» Set exercise:
Reproduce the entries exactly.

Records from a data collection
———

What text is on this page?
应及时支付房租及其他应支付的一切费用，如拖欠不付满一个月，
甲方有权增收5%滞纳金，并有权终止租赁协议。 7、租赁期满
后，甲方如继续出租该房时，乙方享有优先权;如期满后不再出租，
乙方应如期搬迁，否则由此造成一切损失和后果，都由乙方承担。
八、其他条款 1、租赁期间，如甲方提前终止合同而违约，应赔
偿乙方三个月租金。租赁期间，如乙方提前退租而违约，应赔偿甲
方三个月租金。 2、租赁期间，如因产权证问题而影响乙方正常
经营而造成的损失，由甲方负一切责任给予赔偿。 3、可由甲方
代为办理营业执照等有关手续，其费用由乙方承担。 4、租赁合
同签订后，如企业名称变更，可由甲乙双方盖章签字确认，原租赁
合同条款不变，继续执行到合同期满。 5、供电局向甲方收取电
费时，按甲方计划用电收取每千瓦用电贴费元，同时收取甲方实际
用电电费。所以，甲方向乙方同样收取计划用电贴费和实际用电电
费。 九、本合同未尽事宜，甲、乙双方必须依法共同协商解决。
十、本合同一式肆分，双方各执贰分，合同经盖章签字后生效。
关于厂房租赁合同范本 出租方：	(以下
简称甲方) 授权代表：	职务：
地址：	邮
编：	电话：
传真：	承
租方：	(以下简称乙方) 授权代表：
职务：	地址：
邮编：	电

———

» Exercise result:
What text is on this page?
应及时支付房租及其他应支付的一切费用，如拖欠不付满一个月，
甲方有权增收5%滞纳金，并有权终止租赁协议。 7、租赁期满
后，甲方如继续出租该房时，乙方享有优先权;如期满后不再出租，
乙方应如期搬迁，否则由此造成一切损失和后果，都由乙方承担。
八、其他条款 1、租赁期间，如甲方提前终止合同而违约，应赔
偿乙方三个月租金。租赁期间，如乙方提前退租而违约，应赔偿甲
方三个月租金。 2、租赁期间，如因产权证问题而影响乙方正常
经营而造成的损失，由甲方负一切责任给予赔偿。 3、可由甲方
代为办理营业执照等有关手续，其费用由乙方承担。 4、租赁合
同签订后，如企业名称变更，可由甲乙双方盖章签字确认，原租赁
合同条款不变，继续执行到合同期满。 5、供电局向甲方收取电
费时，按甲方计划用电收取每千瓦用电贴费元，同时收取甲方实际
用电电费。所以，甲方向乙方同样收取计划用电贴费和实际用电电
费。 九、本合同未尽事宜，甲、乙双方必须依法共同协商解决。
十、本合同一式肆分，双方各执贰分，合同经盖章签字后生效。
关于厂房租赁合同范本 出租方：	(以下
简称甲方) 授权代表：	职务：
地址：	邮
编：	电话：
传真：	承
租方：	(以下简称乙方) 授权代表：
职务：	地址：
邮编：	电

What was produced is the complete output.